→ Written instruction: Count every line that has the word "Neubaustraße" in it; give no more than the number.

_ _ _ _

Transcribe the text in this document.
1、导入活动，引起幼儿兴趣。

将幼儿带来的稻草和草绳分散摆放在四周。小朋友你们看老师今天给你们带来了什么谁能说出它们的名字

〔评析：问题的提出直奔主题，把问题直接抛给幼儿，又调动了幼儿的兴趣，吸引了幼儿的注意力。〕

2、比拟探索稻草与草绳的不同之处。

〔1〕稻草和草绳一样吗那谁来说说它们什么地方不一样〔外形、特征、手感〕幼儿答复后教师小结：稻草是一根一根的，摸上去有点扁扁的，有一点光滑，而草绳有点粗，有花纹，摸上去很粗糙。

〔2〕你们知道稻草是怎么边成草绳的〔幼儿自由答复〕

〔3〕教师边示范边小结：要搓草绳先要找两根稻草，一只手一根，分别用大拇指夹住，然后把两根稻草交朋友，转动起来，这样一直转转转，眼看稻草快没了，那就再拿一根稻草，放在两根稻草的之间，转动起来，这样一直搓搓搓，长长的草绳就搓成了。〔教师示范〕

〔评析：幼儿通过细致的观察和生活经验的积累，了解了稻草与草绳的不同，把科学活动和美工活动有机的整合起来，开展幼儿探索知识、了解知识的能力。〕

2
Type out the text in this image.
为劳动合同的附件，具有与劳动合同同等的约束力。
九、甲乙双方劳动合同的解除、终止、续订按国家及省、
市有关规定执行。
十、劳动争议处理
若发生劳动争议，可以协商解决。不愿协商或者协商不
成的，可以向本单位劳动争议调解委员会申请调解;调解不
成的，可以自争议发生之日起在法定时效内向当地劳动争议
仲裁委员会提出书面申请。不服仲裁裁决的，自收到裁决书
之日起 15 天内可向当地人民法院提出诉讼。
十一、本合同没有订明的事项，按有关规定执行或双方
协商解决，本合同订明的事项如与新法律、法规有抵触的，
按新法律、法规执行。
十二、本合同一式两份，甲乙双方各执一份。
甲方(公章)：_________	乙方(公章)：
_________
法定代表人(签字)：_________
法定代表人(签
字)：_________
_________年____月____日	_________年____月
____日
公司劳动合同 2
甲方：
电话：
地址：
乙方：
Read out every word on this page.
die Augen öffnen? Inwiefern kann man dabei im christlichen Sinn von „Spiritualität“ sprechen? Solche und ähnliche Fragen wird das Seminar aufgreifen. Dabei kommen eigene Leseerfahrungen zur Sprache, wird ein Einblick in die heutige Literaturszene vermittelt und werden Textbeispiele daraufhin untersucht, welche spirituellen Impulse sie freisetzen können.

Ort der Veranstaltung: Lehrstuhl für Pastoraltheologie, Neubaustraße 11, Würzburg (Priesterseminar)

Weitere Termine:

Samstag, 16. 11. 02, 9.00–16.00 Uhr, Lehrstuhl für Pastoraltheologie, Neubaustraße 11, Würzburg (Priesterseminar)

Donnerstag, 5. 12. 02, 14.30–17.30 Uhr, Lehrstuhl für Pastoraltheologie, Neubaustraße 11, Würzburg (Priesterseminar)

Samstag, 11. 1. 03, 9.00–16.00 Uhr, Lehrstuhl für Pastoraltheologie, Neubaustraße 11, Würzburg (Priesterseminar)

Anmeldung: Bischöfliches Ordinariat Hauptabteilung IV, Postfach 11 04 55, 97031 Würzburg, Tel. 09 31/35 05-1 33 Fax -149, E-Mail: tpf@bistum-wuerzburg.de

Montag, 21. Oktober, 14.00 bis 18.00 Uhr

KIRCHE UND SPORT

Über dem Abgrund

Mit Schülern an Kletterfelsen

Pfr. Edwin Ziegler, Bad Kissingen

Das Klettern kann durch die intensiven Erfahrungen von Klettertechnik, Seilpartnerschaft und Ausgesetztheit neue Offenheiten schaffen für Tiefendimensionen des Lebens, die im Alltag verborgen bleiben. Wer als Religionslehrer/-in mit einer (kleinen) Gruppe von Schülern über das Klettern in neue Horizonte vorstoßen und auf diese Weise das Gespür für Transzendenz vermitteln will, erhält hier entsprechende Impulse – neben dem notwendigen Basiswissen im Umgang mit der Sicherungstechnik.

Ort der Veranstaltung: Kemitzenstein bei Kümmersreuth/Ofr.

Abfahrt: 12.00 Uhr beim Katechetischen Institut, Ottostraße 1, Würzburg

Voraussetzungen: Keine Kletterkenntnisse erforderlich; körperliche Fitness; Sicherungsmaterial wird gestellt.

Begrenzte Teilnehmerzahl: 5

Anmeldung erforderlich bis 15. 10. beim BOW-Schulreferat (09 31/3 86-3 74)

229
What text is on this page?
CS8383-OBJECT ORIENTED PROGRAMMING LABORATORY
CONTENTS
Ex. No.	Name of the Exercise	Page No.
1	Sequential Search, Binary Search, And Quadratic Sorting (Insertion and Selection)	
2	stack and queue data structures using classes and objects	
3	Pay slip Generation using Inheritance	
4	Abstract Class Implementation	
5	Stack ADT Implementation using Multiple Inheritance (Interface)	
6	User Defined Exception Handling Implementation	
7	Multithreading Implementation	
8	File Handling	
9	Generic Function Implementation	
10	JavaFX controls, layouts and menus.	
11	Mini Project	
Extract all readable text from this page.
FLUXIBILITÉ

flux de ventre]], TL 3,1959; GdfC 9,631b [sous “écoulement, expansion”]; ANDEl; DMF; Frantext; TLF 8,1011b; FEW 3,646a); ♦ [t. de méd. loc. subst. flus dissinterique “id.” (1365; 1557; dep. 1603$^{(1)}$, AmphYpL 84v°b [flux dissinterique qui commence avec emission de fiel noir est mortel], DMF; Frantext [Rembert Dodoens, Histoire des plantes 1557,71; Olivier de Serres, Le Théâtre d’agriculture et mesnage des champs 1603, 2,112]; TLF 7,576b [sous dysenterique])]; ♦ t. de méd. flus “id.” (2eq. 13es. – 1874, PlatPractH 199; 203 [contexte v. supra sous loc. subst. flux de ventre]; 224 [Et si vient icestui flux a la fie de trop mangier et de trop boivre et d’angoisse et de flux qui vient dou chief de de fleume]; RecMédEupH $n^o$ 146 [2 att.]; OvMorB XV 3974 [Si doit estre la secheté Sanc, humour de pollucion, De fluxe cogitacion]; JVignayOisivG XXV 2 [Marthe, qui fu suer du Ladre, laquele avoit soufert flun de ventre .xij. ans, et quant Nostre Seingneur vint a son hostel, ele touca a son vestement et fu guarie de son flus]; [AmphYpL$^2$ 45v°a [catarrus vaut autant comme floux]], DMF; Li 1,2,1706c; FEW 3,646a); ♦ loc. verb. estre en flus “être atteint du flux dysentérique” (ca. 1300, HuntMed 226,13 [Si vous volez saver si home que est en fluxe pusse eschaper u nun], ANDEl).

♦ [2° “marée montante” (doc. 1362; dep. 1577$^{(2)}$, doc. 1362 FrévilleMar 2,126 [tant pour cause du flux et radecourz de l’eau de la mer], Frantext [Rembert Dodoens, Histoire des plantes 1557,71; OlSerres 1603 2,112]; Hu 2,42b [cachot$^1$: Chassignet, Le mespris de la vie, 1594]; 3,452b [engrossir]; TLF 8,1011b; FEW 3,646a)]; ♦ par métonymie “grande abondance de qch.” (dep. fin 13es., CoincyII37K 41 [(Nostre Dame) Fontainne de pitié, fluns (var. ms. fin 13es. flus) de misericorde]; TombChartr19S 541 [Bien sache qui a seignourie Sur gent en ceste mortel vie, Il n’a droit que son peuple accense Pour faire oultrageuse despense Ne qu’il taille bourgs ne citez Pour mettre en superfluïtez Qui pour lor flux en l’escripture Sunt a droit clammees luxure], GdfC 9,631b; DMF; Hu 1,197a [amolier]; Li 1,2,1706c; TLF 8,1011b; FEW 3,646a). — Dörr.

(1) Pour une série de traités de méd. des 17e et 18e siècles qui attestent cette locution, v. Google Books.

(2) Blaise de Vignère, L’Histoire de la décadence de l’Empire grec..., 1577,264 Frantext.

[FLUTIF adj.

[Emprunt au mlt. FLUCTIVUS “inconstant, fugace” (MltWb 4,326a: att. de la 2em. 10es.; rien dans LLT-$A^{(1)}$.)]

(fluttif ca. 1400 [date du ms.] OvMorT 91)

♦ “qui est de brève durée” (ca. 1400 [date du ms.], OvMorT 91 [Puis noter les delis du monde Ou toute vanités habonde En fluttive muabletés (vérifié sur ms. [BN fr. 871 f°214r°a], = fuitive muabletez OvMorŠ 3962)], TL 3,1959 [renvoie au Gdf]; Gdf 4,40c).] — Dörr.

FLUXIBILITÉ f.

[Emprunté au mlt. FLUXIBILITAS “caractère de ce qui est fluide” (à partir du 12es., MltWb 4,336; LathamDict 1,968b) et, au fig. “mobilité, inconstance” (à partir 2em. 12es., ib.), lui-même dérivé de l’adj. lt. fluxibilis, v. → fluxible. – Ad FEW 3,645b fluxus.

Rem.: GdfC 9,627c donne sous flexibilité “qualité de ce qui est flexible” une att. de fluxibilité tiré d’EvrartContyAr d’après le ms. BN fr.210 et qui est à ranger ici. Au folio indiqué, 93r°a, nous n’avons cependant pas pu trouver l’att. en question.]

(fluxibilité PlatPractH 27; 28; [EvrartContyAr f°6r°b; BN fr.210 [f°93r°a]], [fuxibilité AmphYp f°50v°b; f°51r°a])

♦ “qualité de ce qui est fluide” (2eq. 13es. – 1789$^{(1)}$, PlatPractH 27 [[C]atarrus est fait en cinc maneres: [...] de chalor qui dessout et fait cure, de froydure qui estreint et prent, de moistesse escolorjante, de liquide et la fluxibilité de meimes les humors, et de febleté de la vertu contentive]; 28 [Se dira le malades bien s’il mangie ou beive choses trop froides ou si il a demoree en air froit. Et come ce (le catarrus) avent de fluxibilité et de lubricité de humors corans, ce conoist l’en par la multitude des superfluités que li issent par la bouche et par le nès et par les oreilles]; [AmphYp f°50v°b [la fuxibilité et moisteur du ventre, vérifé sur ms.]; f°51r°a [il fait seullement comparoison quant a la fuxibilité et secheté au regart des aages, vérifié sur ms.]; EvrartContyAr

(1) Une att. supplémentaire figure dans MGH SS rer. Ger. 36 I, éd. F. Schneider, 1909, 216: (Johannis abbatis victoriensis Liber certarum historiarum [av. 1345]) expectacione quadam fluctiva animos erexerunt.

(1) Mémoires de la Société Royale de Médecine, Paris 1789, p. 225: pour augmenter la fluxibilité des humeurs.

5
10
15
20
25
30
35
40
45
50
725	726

_ _ _ _

→ Worked answer: 4